**Stated goal**
Write out every line of the material exactly as it appears.
==== Exercise input
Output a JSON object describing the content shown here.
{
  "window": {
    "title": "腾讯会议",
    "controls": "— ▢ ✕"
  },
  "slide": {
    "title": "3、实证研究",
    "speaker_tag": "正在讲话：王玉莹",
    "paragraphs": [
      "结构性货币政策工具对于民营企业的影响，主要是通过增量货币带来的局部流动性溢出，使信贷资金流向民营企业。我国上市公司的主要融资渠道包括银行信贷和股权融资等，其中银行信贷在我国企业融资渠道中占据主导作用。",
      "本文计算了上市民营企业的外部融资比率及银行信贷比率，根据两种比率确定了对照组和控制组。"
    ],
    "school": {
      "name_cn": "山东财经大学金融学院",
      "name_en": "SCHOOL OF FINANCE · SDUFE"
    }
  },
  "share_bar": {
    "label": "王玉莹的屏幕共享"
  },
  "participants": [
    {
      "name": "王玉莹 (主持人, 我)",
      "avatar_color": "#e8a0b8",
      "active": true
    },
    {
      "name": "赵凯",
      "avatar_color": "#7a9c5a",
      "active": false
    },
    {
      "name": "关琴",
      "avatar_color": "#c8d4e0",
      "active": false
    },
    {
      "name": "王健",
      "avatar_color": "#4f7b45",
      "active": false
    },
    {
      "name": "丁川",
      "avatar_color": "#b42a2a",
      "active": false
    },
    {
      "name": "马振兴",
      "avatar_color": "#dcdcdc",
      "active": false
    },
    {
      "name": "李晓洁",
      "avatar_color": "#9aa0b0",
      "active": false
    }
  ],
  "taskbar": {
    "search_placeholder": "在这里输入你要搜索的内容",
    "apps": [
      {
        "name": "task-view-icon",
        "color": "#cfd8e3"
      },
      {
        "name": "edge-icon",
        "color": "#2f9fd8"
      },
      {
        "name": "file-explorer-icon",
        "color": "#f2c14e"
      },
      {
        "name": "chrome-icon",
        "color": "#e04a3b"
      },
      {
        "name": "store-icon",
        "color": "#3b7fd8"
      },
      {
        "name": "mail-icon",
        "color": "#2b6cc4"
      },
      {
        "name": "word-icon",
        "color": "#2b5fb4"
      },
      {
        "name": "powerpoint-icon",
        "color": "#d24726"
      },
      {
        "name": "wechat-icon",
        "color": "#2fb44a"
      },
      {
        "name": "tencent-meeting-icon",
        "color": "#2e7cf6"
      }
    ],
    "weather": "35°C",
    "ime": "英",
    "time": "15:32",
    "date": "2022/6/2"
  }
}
========
**Written solution**
Output a JSON object describing the content shown here.
{
  "window": {
    "title": "腾讯会议",
    "controls": "— ▢ ✕"
  },
  "slide": {
    "title": "3、实证研究",
    "speaker_tag": "正在讲话：王玉莹",
    "paragraphs": [
      "结构性货币政策工具对于民营企业的影响，主要是通过增量货币带来的局部流动性溢出，使信贷资金流向民营企业。我国上市公司的主要融资渠道包括银行信贷和股权融资等，其中银行信贷在我国企业融资渠道中占据主导作用。",
      "本文计算了上市民营企业的外部融资比率及银行信贷比率，根据两种比率确定了对照组和控制组。"
    ],
    "school": {
      "name_cn": "山东财经大学金融学院",
      "name_en": "SCHOOL OF FINANCE · SDUFE"
    }
  },
  "share_bar": {
    "label": "王玉莹的屏幕共享"
  },
  "participants": [
    {
      "name": "王玉莹 (主持人, 我)",
      "avatar_color": "#e8a0b8",
      "active": true
    },
    {
      "name": "赵凯",
      "avatar_color": "#7a9c5a",
      "active": false
    },
    {
      "name": "关琴",
      "avatar_color": "#c8d4e0",
      "active": false
    },
    {
      "name": "王健",
      "avatar_color": "#4f7b45",
      "active": false
    },
    {
      "name": "丁川",
      "avatar_color": "#b42a2a",
      "active": false
    },
    {
      "name": "马振兴",
      "avatar_color": "#dcdcdc",
      "active": false
    },
    {
      "name": "李晓洁",
      "avatar_color": "#9aa0b0",
      "active": false
    }
  ],
  "taskbar": {
    "search_placeholder": "在这里输入你要搜索的内容",
    "apps": [
      {
        "name": "task-view-icon",
        "color": "#cfd8e3"
      },
      {
        "name": "edge-icon",
        "color": "#2f9fd8"
      },
      {
        "name": "file-explorer-icon",
        "color": "#f2c14e"
      },
      {
        "name": "chrome-icon",
        "color": "#e04a3b"
      },
      {
        "name": "store-icon",
        "color": "#3b7fd8"
      },
      {
        "name": "mail-icon",
        "color": "#2b6cc4"
      },
      {
        "name": "word-icon",
        "color": "#2b5fb4"
      },
      {
        "name": "powerpoint-icon",
        "color": "#d24726"
      },
      {
        "name": "wechat-icon",
        "color": "#2fb44a"
      },
      {
        "name": "tencent-meeting-icon",
        "color": "#2e7cf6"
      }
    ],
    "weather": "35°C",
    "ime": "英",
    "time": "15:32",
    "date": "2022/6/2"
  }
}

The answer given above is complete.